◆ Instructions to follow ◆
Each entry below should be written out exactly as it is, with no pictures.

◆ Raw records ◆
## start
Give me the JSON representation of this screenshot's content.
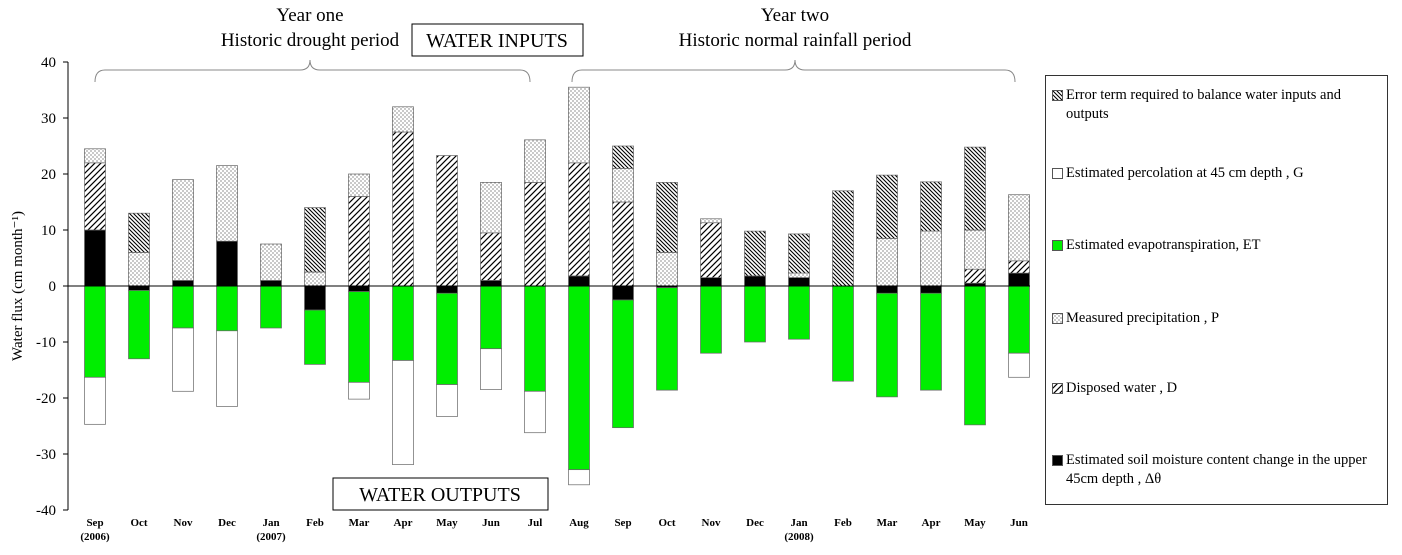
{
  "chart_data": {
    "type": "bar",
    "stacked": true,
    "y_label": "Water flux (cm month⁻¹)",
    "annotations": [
      "Year one",
      "Historic drought period",
      "WATER INPUTS",
      "Year two",
      "Historic normal rainfall period",
      "WATER OUTPUTS"
    ],
    "categories": [
      "Sep",
      "Oct",
      "Nov",
      "Dec",
      "Jan",
      "Feb",
      "Mar",
      "Apr",
      "May",
      "Jun",
      "Jul",
      "Aug",
      "Sep",
      "Oct",
      "Nov",
      "Dec",
      "Jan",
      "Feb",
      "Mar",
      "Apr",
      "May",
      "Jun"
    ],
    "category_sublabels": [
      "(2006)",
      null,
      null,
      null,
      "(2007)",
      null,
      null,
      null,
      null,
      null,
      null,
      null,
      null,
      null,
      null,
      null,
      "(2008)",
      null,
      null,
      null,
      null,
      null
    ],
    "ylim": [
      -40,
      40
    ],
    "yticks": [
      -40,
      -30,
      -20,
      -10,
      0,
      10,
      20,
      30,
      40
    ],
    "series": [
      {
        "name": "Error term required to balance water inputs and outputs",
        "color": "#ffffff",
        "pattern": "crosshatch",
        "values": [
          0,
          7,
          0,
          0,
          0,
          11.5,
          0,
          0,
          0,
          0,
          0,
          0,
          4,
          12.5,
          0,
          8,
          7,
          17,
          11.3,
          8.8,
          14.8,
          0
        ]
      },
      {
        "name": "Estimated percolation at 45 cm depth , G",
        "color": "#ffffff",
        "pattern": "none",
        "values": [
          -8.4,
          0,
          -11.3,
          -13.5,
          0,
          0,
          -3,
          -18.6,
          -5.7,
          -7.3,
          -7.4,
          -2.7,
          0,
          0,
          0,
          0,
          0,
          0,
          0,
          0,
          0,
          -4.3
        ]
      },
      {
        "name": "Estimated evapotranspiration, ET",
        "color": "#00ee00",
        "pattern": "none",
        "values": [
          -16.3,
          -12.2,
          -7.5,
          -8,
          -7.5,
          -9.7,
          -16.2,
          -13.3,
          -16.3,
          -11.2,
          -18.8,
          -32.8,
          -22.8,
          -18.3,
          -12,
          -10,
          -9.5,
          -17,
          -18.5,
          -17.3,
          -24.8,
          -12
        ]
      },
      {
        "name": "Measured precipitation , P",
        "color": "#ffffff",
        "pattern": "dots",
        "values": [
          2.5,
          6,
          18,
          13.5,
          6.5,
          2.5,
          4,
          4.5,
          0,
          9,
          7.6,
          13.5,
          6,
          6,
          0.7,
          0,
          0.8,
          0,
          8.5,
          9.8,
          7,
          11.8
        ]
      },
      {
        "name": "Disposed water , D",
        "color": "#ffffff",
        "pattern": "hatch",
        "values": [
          12,
          0,
          0,
          0,
          0,
          0,
          16,
          27.5,
          23.3,
          8.5,
          18.5,
          20.2,
          15,
          0,
          9.8,
          0,
          0,
          0,
          0,
          0,
          2.5,
          2.2
        ]
      },
      {
        "name": "Estimated soil moisture content change in the upper 45cm depth , Δθ",
        "color": "#000000",
        "pattern": "none",
        "values": [
          10,
          -0.8,
          1,
          8,
          1,
          -4.3,
          -1,
          0,
          -1.3,
          1,
          0,
          1.8,
          -2.5,
          -0.3,
          1.5,
          1.8,
          1.5,
          0,
          -1.3,
          -1.3,
          0.5,
          2.3
        ]
      }
    ]
  }
}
## end
◆ Solution to this problem ◆
Give me the JSON representation of this screenshot's content.
{
  "chart_data": {
    "type": "bar",
    "stacked": true,
    "y_label": "Water flux (cm month⁻¹)",
    "annotations": [
      "Year one",
      "Historic drought period",
      "WATER INPUTS",
      "Year two",
      "Historic normal rainfall period",
      "WATER OUTPUTS"
    ],
    "categories": [
      "Sep",
      "Oct",
      "Nov",
      "Dec",
      "Jan",
      "Feb",
      "Mar",
      "Apr",
      "May",
      "Jun",
      "Jul",
      "Aug",
      "Sep",
      "Oct",
      "Nov",
      "Dec",
      "Jan",
      "Feb",
      "Mar",
      "Apr",
      "May",
      "Jun"
    ],
    "category_sublabels": [
      "(2006)",
      null,
      null,
      null,
      "(2007)",
      null,
      null,
      null,
      null,
      null,
      null,
      null,
      null,
      null,
      null,
      null,
      "(2008)",
      null,
      null,
      null,
      null,
      null
    ],
    "ylim": [
      -40,
      40
    ],
    "yticks": [
      -40,
      -30,
      -20,
      -10,
      0,
      10,
      20,
      30,
      40
    ],
    "series": [
      {
        "name": "Error term required to balance water inputs and outputs",
        "color": "#ffffff",
        "pattern": "crosshatch",
        "values": [
          0,
          7,
          0,
          0,
          0,
          11.5,
          0,
          0,
          0,
          0,
          0,
          0,
          4,
          12.5,
          0,
          8,
          7,
          17,
          11.3,
          8.8,
          14.8,
          0
        ]
      },
      {
        "name": "Estimated percolation at 45 cm depth , G",
        "color": "#ffffff",
        "pattern": "none",
        "values": [
          -8.4,
          0,
          -11.3,
          -13.5,
          0,
          0,
          -3,
          -18.6,
          -5.7,
          -7.3,
          -7.4,
          -2.7,
          0,
          0,
          0,
          0,
          0,
          0,
          0,
          0,
          0,
          -4.3
        ]
      },
      {
        "name": "Estimated evapotranspiration, ET",
        "color": "#00ee00",
        "pattern": "none",
        "values": [
          -16.3,
          -12.2,
          -7.5,
          -8,
          -7.5,
          -9.7,
          -16.2,
          -13.3,
          -16.3,
          -11.2,
          -18.8,
          -32.8,
          -22.8,
          -18.3,
          -12,
          -10,
          -9.5,
          -17,
          -18.5,
          -17.3,
          -24.8,
          -12
        ]
      },
      {
        "name": "Measured precipitation , P",
        "color": "#ffffff",
        "pattern": "dots",
        "values": [
          2.5,
          6,
          18,
          13.5,
          6.5,
          2.5,
          4,
          4.5,
          0,
          9,
          7.6,
          13.5,
          6,
          6,
          0.7,
          0,
          0.8,
          0,
          8.5,
          9.8,
          7,
          11.8
        ]
      },
      {
        "name": "Disposed water , D",
        "color": "#ffffff",
        "pattern": "hatch",
        "values": [
          12,
          0,
          0,
          0,
          0,
          0,
          16,
          27.5,
          23.3,
          8.5,
          18.5,
          20.2,
          15,
          0,
          9.8,
          0,
          0,
          0,
          0,
          0,
          2.5,
          2.2
        ]
      },
      {
        "name": "Estimated soil moisture content change in the upper 45cm depth , Δθ",
        "color": "#000000",
        "pattern": "none",
        "values": [
          10,
          -0.8,
          1,
          8,
          1,
          -4.3,
          -1,
          0,
          -1.3,
          1,
          0,
          1.8,
          -2.5,
          -0.3,
          1.5,
          1.8,
          1.5,
          0,
          -1.3,
          -1.3,
          0.5,
          2.3
        ]
      }
    ]
  }
}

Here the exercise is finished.